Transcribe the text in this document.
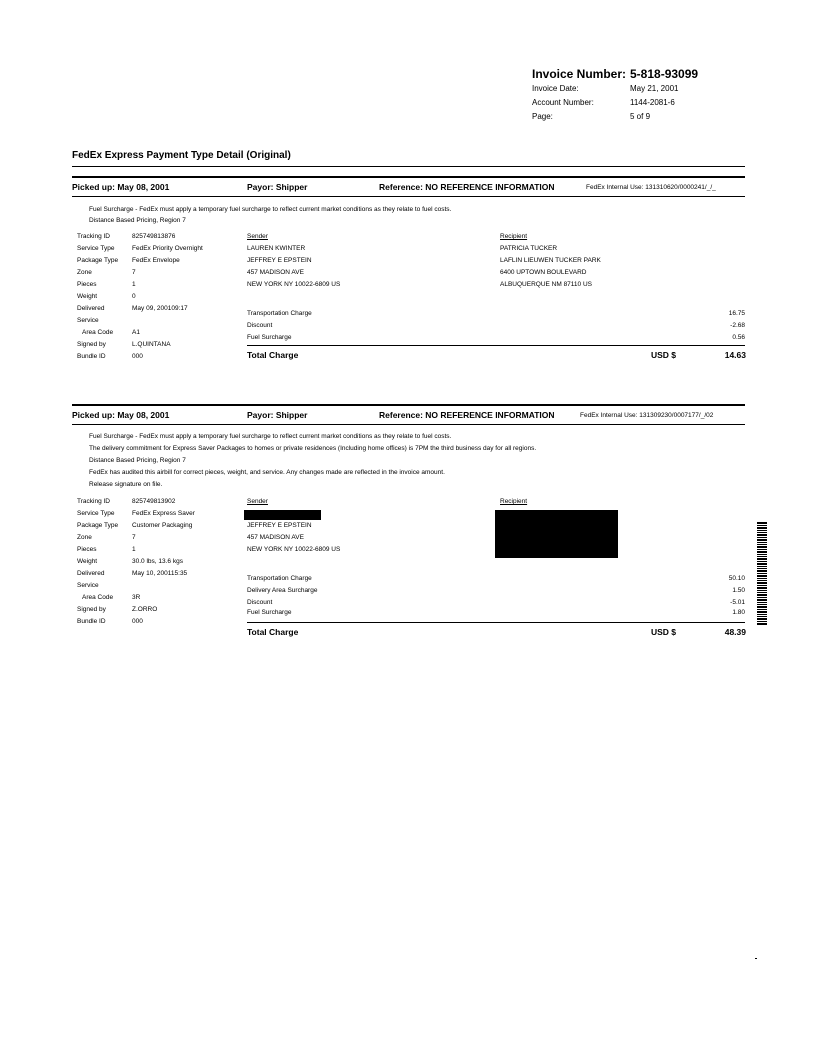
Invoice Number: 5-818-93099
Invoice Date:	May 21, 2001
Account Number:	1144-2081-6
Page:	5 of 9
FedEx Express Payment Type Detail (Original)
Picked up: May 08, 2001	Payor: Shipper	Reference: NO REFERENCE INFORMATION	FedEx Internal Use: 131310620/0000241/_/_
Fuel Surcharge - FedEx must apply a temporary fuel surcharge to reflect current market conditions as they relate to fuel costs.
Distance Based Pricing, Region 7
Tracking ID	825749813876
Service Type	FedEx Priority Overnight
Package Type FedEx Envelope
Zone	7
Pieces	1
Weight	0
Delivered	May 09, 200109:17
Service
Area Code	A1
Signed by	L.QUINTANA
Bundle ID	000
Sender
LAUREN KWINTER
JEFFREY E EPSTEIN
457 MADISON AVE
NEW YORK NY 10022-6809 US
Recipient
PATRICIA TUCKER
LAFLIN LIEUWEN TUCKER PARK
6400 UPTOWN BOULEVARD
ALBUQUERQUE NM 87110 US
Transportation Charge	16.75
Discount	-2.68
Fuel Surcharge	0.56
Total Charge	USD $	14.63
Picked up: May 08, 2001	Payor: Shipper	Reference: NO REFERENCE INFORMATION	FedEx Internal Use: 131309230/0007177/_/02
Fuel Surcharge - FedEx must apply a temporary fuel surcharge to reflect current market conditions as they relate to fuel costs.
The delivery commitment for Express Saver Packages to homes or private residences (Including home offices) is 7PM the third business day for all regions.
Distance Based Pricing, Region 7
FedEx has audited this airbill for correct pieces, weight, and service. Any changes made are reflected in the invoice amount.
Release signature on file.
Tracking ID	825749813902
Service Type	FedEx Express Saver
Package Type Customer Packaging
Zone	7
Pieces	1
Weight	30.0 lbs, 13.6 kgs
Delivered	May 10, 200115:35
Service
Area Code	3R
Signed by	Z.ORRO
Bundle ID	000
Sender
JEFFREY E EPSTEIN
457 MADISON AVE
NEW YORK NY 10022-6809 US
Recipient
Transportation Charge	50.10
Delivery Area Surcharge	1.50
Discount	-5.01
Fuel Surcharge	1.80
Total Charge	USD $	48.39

(Aim) Reproduce each entry verbatim, excluding any embedded images.

(Full response)
Transcribe the text in this document.
Invoice Number: 5-818-93099
Invoice Date:	May 21, 2001
Account Number:	1144-2081-6
Page:	5 of 9
FedEx Express Payment Type Detail (Original)
Picked up: May 08, 2001	Payor: Shipper	Reference: NO REFERENCE INFORMATION	FedEx Internal Use: 131310620/0000241/_/_
Fuel Surcharge - FedEx must apply a temporary fuel surcharge to reflect current market conditions as they relate to fuel costs.
Distance Based Pricing, Region 7
Tracking ID	825749813876
Service Type	FedEx Priority Overnight
Package Type FedEx Envelope
Zone	7
Pieces	1
Weight	0
Delivered	May 09, 200109:17
Service
Area Code	A1
Signed by	L.QUINTANA
Bundle ID	000
Sender
LAUREN KWINTER
JEFFREY E EPSTEIN
457 MADISON AVE
NEW YORK NY 10022-6809 US
Recipient
PATRICIA TUCKER
LAFLIN LIEUWEN TUCKER PARK
6400 UPTOWN BOULEVARD
ALBUQUERQUE NM 87110 US
Transportation Charge	16.75
Discount	-2.68
Fuel Surcharge	0.56
Total Charge	USD $	14.63
Picked up: May 08, 2001	Payor: Shipper	Reference: NO REFERENCE INFORMATION	FedEx Internal Use: 131309230/0007177/_/02
Fuel Surcharge - FedEx must apply a temporary fuel surcharge to reflect current market conditions as they relate to fuel costs.
The delivery commitment for Express Saver Packages to homes or private residences (Including home offices) is 7PM the third business day for all regions.
Distance Based Pricing, Region 7
FedEx has audited this airbill for correct pieces, weight, and service. Any changes made are reflected in the invoice amount.
Release signature on file.
Tracking ID	825749813902
Service Type	FedEx Express Saver
Package Type Customer Packaging
Zone	7
Pieces	1
Weight	30.0 lbs, 13.6 kgs
Delivered	May 10, 200115:35
Service
Area Code	3R
Signed by	Z.ORRO
Bundle ID	000
Sender
JEFFREY E EPSTEIN
457 MADISON AVE
NEW YORK NY 10022-6809 US
Recipient
Transportation Charge	50.10
Delivery Area Surcharge	1.50
Discount	-5.01
Fuel Surcharge	1.80
Total Charge	USD $	48.39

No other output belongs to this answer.